Structured figure records
##############################
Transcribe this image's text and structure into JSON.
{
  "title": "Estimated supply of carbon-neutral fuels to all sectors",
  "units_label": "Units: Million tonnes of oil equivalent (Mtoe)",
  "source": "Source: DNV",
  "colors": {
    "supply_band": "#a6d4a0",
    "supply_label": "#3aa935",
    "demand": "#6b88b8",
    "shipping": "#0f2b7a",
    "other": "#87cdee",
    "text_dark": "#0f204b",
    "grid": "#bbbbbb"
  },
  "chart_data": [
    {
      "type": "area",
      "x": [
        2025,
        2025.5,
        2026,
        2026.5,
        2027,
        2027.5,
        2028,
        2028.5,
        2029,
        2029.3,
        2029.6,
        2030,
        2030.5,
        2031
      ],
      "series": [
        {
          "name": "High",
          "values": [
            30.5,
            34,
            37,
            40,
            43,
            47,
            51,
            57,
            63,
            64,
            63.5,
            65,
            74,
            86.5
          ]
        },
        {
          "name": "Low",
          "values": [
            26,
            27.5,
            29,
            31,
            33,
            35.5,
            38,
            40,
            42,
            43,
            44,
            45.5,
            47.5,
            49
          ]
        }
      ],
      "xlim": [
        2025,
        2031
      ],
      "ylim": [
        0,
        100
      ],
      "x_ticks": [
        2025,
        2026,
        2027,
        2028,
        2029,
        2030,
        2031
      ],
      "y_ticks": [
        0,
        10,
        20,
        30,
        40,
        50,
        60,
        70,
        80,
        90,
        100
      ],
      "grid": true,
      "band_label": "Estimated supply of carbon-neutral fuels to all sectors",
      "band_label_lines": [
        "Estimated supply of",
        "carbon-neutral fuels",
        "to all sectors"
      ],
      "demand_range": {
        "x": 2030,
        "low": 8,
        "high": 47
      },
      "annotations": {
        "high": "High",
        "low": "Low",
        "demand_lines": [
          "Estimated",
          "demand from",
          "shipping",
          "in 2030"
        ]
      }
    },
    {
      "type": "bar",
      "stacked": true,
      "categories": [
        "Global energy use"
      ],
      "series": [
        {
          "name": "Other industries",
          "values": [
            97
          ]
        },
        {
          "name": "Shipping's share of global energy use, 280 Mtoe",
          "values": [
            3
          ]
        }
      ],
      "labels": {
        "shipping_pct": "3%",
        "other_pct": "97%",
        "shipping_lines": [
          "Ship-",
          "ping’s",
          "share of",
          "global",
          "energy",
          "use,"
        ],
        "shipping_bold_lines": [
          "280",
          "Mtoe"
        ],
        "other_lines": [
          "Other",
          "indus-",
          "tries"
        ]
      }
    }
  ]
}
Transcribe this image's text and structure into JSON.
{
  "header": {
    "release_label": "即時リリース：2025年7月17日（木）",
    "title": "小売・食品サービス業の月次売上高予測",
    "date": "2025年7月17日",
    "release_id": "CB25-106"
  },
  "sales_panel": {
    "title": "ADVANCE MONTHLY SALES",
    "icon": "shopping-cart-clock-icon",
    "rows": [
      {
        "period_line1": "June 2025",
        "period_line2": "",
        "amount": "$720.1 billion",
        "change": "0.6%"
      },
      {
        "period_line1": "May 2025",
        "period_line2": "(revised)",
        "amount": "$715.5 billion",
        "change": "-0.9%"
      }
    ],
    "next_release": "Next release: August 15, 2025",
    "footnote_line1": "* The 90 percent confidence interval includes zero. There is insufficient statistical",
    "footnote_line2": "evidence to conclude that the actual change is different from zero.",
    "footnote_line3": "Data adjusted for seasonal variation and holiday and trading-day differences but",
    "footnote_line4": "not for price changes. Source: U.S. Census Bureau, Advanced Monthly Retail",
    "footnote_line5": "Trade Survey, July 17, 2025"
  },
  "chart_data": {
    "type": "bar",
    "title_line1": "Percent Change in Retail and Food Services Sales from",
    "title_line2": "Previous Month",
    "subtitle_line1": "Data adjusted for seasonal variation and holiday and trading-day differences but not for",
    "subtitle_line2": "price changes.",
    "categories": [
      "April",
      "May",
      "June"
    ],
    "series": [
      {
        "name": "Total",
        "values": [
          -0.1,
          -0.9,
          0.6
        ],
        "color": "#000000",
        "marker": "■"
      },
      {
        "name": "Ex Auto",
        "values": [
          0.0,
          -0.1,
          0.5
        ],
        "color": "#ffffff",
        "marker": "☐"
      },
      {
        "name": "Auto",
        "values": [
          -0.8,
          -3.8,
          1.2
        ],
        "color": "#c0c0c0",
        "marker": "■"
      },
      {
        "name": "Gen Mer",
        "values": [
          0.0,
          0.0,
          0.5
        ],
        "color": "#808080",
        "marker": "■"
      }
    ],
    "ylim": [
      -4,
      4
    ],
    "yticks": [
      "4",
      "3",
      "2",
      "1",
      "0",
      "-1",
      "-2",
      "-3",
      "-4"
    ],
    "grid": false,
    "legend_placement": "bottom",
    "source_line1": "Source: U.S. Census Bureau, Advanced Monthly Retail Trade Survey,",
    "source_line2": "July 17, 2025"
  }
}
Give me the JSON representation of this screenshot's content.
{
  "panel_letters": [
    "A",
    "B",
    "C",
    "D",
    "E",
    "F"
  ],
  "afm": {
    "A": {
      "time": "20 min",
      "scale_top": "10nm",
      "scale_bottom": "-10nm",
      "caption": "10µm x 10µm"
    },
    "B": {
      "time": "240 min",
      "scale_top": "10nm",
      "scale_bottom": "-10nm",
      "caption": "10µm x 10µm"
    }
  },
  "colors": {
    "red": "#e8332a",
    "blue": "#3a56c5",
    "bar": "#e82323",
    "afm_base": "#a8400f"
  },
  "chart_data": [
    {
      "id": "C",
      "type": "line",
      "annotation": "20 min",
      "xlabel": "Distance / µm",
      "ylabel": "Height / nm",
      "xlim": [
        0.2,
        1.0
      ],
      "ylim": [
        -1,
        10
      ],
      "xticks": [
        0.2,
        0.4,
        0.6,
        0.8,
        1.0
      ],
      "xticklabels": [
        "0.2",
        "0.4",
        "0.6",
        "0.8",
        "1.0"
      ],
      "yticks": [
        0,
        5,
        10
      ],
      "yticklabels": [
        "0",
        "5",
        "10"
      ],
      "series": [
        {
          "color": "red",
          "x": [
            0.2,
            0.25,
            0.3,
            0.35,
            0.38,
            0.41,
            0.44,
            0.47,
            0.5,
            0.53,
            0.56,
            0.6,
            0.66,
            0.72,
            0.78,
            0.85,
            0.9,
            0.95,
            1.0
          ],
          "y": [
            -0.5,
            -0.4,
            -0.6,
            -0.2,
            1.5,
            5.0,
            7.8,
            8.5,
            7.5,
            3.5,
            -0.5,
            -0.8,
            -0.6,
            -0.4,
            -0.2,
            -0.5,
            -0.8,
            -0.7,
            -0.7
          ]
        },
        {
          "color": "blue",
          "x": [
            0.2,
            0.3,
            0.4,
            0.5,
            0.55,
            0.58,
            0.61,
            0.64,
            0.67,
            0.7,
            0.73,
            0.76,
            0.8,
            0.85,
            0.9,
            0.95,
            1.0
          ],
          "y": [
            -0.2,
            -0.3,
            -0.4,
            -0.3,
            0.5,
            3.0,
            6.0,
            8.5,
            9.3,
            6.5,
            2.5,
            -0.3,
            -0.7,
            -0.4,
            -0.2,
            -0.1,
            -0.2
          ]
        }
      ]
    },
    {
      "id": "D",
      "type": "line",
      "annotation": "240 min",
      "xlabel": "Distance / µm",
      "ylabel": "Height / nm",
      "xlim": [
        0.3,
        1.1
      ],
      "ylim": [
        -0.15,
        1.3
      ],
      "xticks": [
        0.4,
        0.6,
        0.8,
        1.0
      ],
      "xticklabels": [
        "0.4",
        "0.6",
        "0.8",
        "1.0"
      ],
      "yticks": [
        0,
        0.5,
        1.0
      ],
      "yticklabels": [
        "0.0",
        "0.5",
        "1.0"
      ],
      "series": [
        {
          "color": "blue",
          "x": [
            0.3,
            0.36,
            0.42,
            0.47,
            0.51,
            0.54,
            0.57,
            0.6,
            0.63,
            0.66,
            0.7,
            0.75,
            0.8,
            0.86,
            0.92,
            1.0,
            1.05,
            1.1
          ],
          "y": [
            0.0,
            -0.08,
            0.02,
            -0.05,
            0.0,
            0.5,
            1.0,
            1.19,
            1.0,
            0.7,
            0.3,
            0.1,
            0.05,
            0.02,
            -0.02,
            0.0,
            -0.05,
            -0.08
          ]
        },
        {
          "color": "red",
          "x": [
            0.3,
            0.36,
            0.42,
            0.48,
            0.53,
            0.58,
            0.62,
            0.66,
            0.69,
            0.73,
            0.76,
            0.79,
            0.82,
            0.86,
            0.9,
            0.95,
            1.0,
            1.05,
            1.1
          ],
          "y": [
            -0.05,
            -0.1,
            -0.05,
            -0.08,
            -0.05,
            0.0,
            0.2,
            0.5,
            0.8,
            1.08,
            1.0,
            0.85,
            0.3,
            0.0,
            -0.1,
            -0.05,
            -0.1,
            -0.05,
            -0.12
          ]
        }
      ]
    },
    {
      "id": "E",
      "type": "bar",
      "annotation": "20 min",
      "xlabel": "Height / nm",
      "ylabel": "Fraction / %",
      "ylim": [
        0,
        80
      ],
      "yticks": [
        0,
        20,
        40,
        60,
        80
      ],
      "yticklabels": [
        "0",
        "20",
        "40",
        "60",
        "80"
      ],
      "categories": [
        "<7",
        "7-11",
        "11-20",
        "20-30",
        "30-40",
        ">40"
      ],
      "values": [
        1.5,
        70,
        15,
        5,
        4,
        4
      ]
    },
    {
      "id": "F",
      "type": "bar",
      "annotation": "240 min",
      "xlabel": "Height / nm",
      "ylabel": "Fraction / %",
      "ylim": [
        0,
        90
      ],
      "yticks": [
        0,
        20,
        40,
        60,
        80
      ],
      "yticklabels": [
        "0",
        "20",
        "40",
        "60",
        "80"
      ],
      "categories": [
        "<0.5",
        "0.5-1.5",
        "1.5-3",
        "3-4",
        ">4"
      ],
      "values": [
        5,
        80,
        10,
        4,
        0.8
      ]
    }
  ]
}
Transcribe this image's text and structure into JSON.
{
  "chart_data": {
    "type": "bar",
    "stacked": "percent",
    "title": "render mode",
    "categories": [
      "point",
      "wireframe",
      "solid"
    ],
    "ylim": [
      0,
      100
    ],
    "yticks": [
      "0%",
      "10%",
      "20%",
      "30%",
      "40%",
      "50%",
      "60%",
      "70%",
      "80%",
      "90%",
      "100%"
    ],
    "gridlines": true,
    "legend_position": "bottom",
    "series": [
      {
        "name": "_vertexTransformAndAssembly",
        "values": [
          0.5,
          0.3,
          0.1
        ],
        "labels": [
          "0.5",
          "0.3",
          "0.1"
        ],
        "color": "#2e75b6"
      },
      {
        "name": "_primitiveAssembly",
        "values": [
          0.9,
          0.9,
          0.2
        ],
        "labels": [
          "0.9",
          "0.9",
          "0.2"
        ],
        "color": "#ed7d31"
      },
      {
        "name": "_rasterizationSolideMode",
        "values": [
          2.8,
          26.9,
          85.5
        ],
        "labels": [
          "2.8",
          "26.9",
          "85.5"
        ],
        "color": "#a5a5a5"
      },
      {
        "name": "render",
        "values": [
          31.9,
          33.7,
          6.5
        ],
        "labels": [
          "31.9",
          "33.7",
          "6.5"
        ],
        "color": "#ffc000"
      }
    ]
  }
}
##############################
Given instruction:
Extract each line holding the string "true".

Solution to this problem:
      "grid": true,
      "stacked": true,
    "gridlines": true,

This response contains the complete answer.